:: Records to process

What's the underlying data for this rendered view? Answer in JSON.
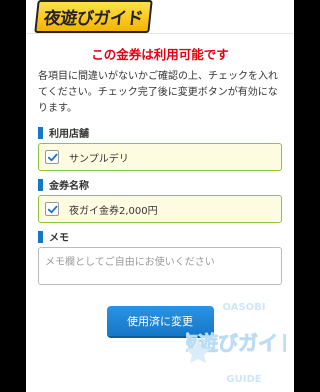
{
  "header": {
    "logo_text": "夜遊びガイド"
  },
  "notice": {
    "title": "この金券は利用可能です",
    "description": "各項目に間違いがないかご確認の上、チェックを入れてください。チェック完了後に変更ボタンが有効になります。"
  },
  "sections": {
    "store": {
      "label": "利用店舗",
      "value": "サンプルデリ",
      "checked": true
    },
    "coupon": {
      "label": "金券名称",
      "value": "夜ガイ金券2,000円",
      "checked": true
    },
    "memo": {
      "label": "メモ",
      "placeholder": "メモ欄としてご自由にお使いください",
      "value": ""
    }
  },
  "submit_label": "使用済に変更",
  "watermark": {
    "top_text": "OASOBI",
    "main_text": "夜遊びガイド",
    "bottom_text": "GUIDE"
  },
  "colors": {
    "accent": "#1677c7",
    "alert": "#e60012",
    "check_border": "#8cc63f",
    "check_bg": "#fdfbe0"
  }
}
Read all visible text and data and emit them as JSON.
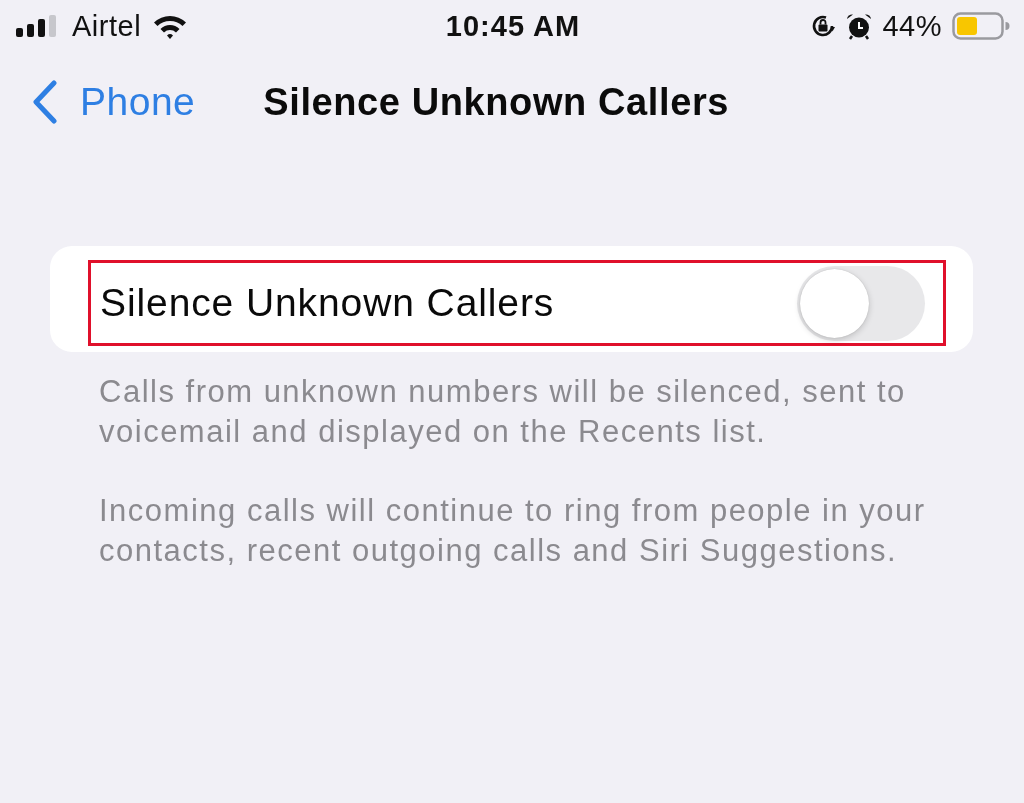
{
  "status_bar": {
    "carrier": "Airtel",
    "time": "10:45 AM",
    "battery_percent": "44%"
  },
  "nav_bar": {
    "back_label": "Phone",
    "title": "Silence Unknown Callers"
  },
  "settings_group": {
    "rows": [
      {
        "label": "Silence Unknown Callers",
        "on": false,
        "highlighted": true
      }
    ]
  },
  "footer_notes": [
    "Calls from unknown numbers will be silenced, sent to voicemail and displayed on the Recents list.",
    "Incoming calls will continue to ring from people in your contacts, recent outgoing calls and Siri Suggestions."
  ]
}
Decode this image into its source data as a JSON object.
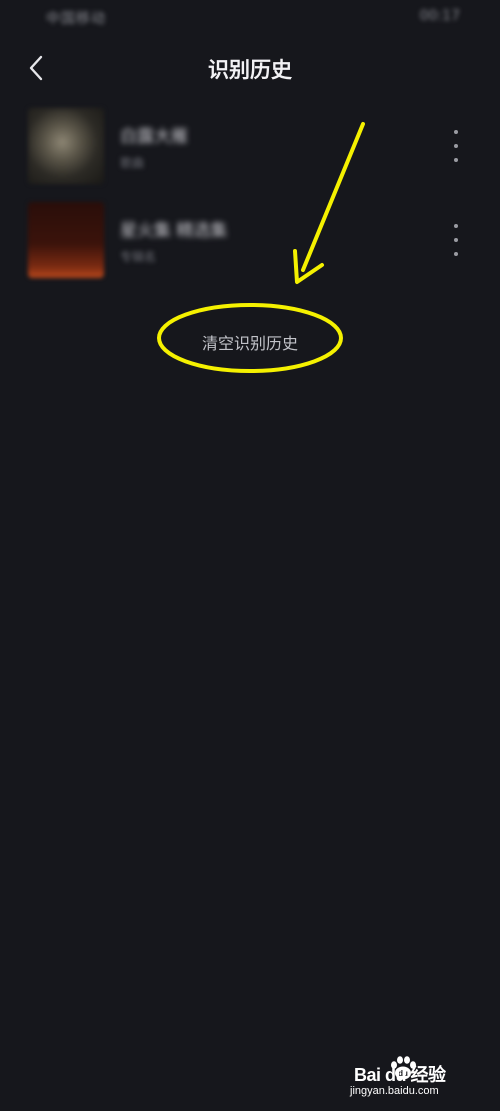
{
  "status_bar": {
    "carrier": "中国移动",
    "right_info": "00:17"
  },
  "nav": {
    "title": "识别历史"
  },
  "history": [
    {
      "title": "白露大雁",
      "subtitle": "歌曲"
    },
    {
      "title": "星火集 精选集",
      "subtitle": "专辑名"
    }
  ],
  "clear_label": "清空识别历史",
  "annotation_color": "#f5f100",
  "watermark": {
    "brand": "Bai du 经验",
    "url": "jingyan.baidu.com"
  }
}
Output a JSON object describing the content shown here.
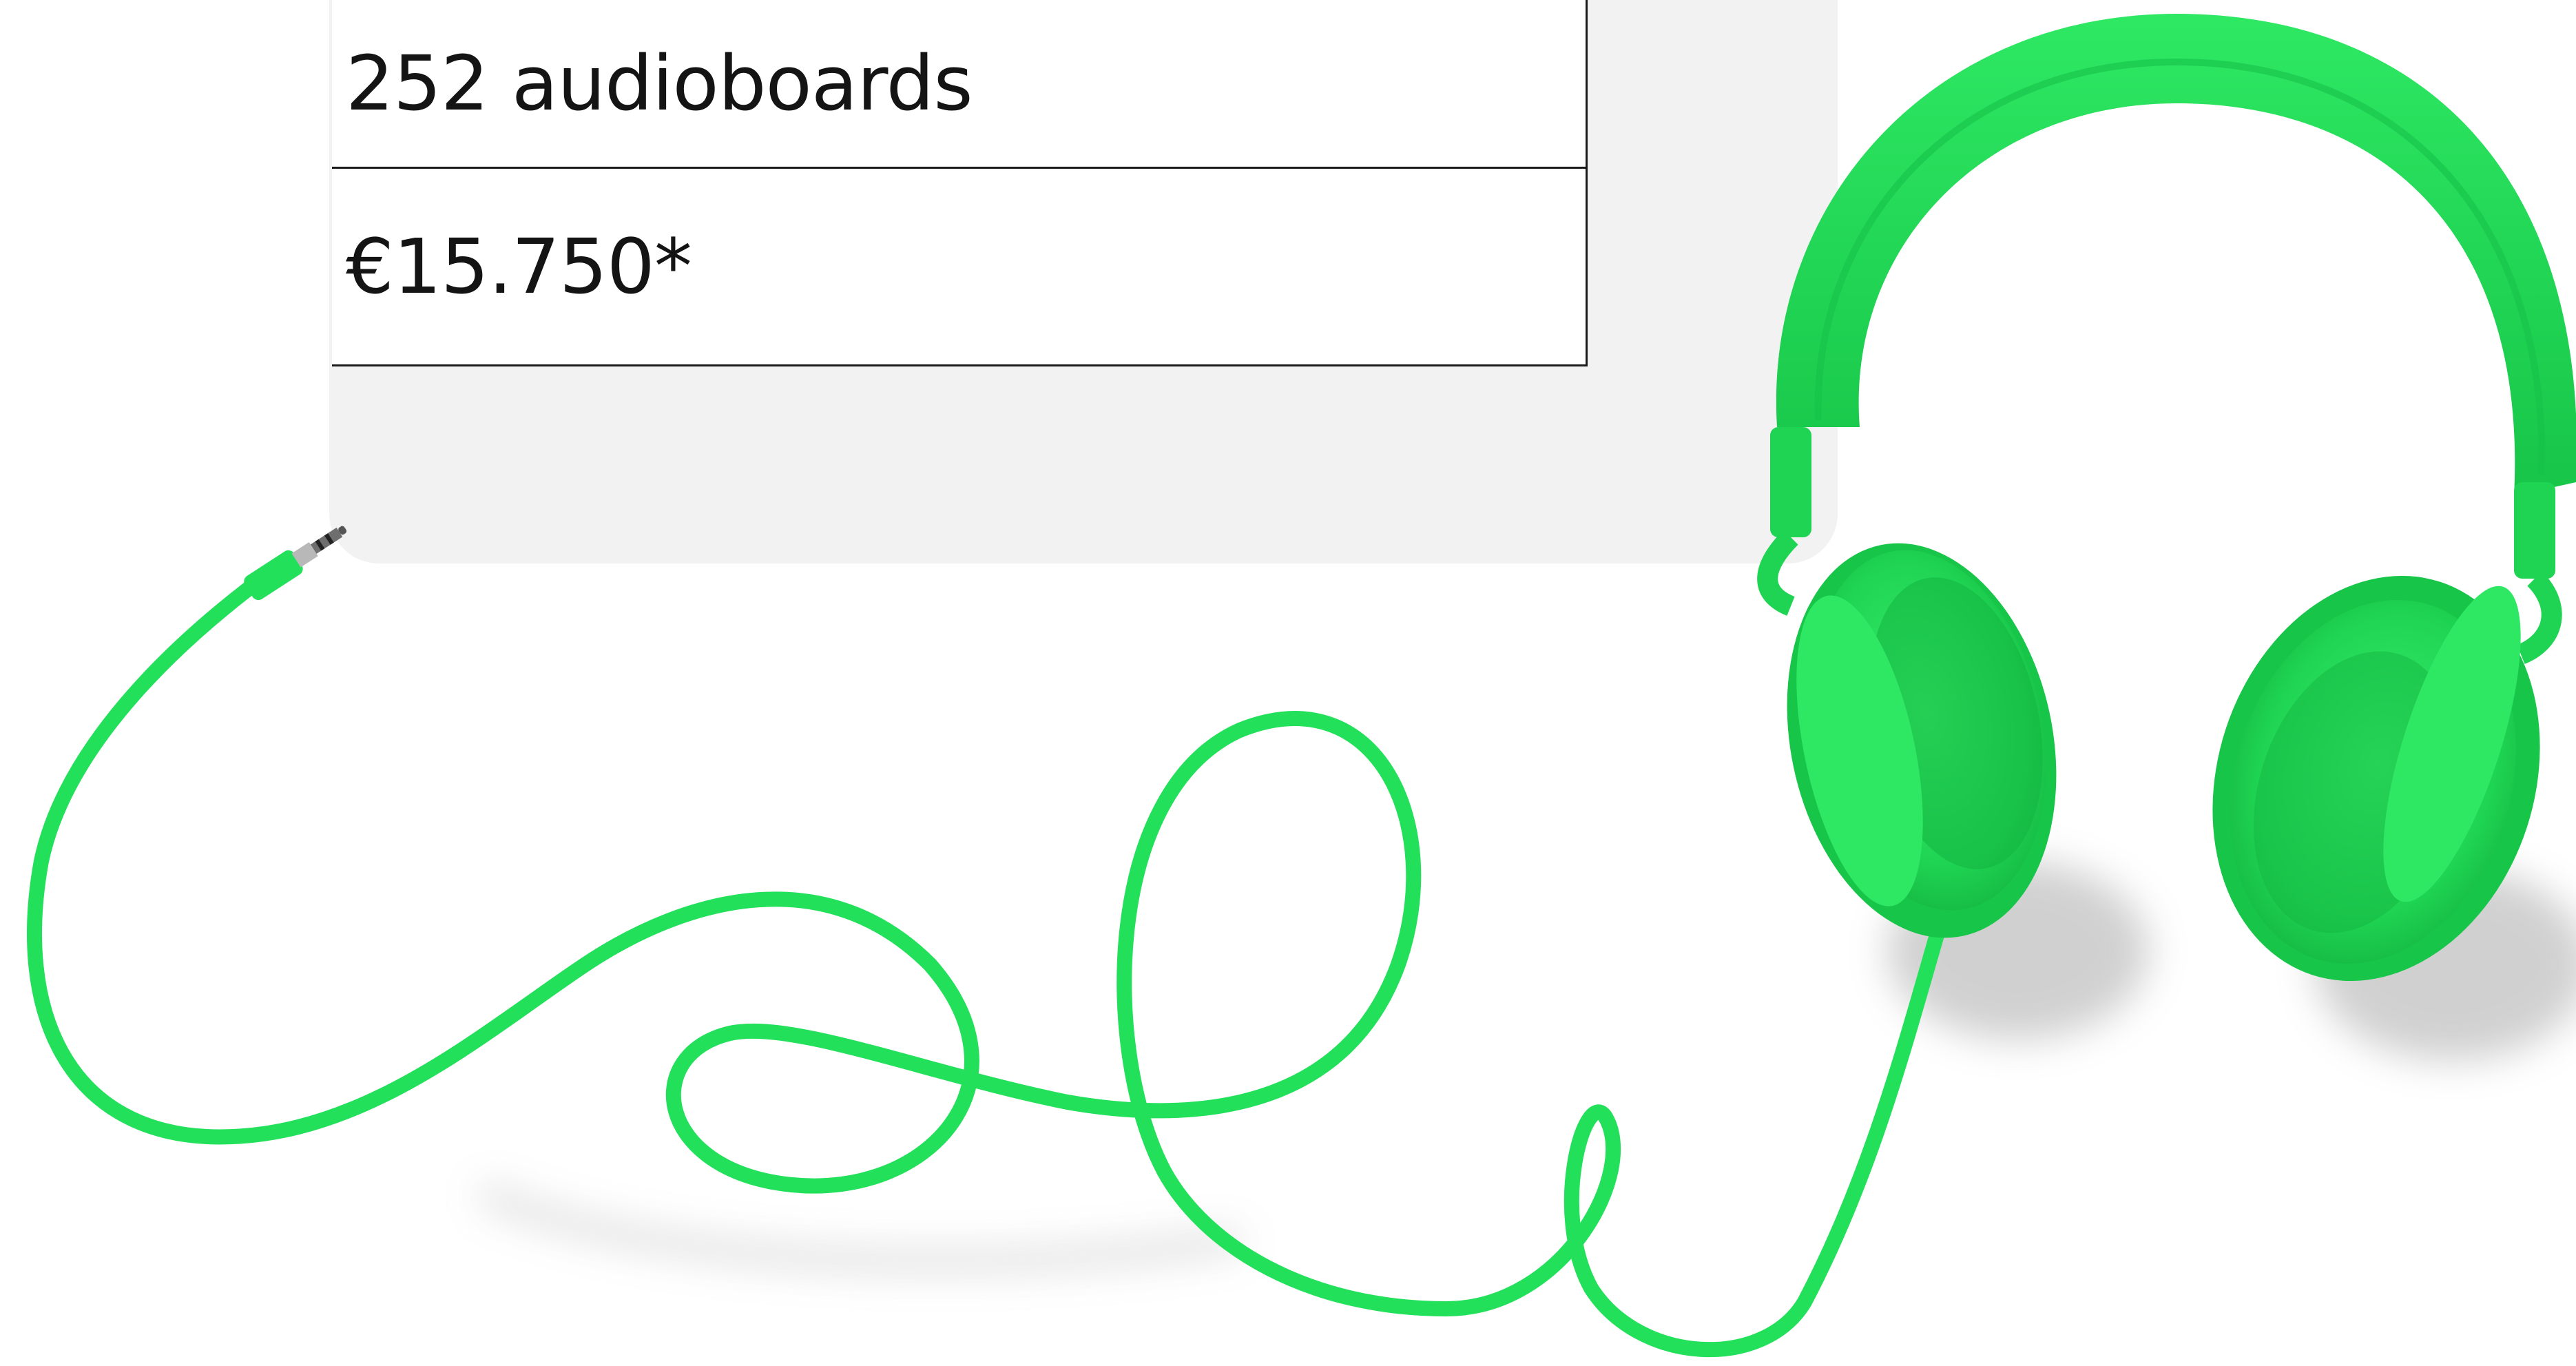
{
  "specs": {
    "rows": [
      {
        "label": "252 audioboards"
      },
      {
        "label": "€15.750*"
      }
    ]
  },
  "colors": {
    "headphone_green": "#22e05a",
    "headphone_shadow": "#13b83f",
    "panel_background": "#f2f2f2",
    "table_line": "#1a1a1a",
    "text": "#141414"
  },
  "image": {
    "subject": "headphones-icon"
  }
}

::::

* **Short exercise**:
Every record is to be reproduced exactly, with no pictures included.

* **The output**:
What's the underlying data for this rendered view? Answer in JSON.
{
  "header": {
    "logo_text": "夜遊びガイド"
  },
  "notice": {
    "title": "この金券は利用可能です",
    "description": "各項目に間違いがないかご確認の上、チェックを入れてください。チェック完了後に変更ボタンが有効になります。"
  },
  "sections": {
    "store": {
      "label": "利用店舗",
      "value": "サンプルデリ",
      "checked": true
    },
    "coupon": {
      "label": "金券名称",
      "value": "夜ガイ金券2,000円",
      "checked": true
    },
    "memo": {
      "label": "メモ",
      "placeholder": "メモ欄としてご自由にお使いください",
      "value": ""
    }
  },
  "submit_label": "使用済に変更",
  "watermark": {
    "top_text": "OASOBI",
    "main_text": "夜遊びガイド",
    "bottom_text": "GUIDE"
  },
  "colors": {
    "accent": "#1677c7",
    "alert": "#e60012",
    "check_border": "#8cc63f",
    "check_bg": "#fdfbe0"
  }
}
Read all visible text and data and emit them as JSON.
{
  "status_bar": {
    "carrier": "Airtel",
    "time": "10:45 AM",
    "battery_percent": "44%"
  },
  "nav_bar": {
    "back_label": "Phone",
    "title": "Silence Unknown Callers"
  },
  "settings_group": {
    "rows": [
      {
        "label": "Silence Unknown Callers",
        "on": false,
        "highlighted": true
      }
    ]
  },
  "footer_notes": [
    "Calls from unknown numbers will be silenced, sent to voicemail and displayed on the Recents list.",
    "Incoming calls will continue to ring from people in your contacts, recent outgoing calls and Siri Suggestions."
  ]
}
Decode this image into its source data as a JSON object.
{
  "status_bar": {
    "carrier": "中国移动",
    "right_info": "00:17"
  },
  "nav": {
    "title": "识别历史"
  },
  "history": [
    {
      "title": "白露大雁",
      "subtitle": "歌曲"
    },
    {
      "title": "星火集 精选集",
      "subtitle": "专辑名"
    }
  ],
  "clear_label": "清空识别历史",
  "annotation_color": "#f5f100",
  "watermark": {
    "brand": "Bai du 经验",
    "url": "jingyan.baidu.com"
  }
}
Output a JSON object describing the content shown here.
{
  "specs": {
    "rows": [
      {
        "label": "252 audioboards"
      },
      {
        "label": "€15.750*"
      }
    ]
  },
  "colors": {
    "headphone_green": "#22e05a",
    "headphone_shadow": "#13b83f",
    "panel_background": "#f2f2f2",
    "table_line": "#1a1a1a",
    "text": "#141414"
  },
  "image": {
    "subject": "headphones-icon"
  }
}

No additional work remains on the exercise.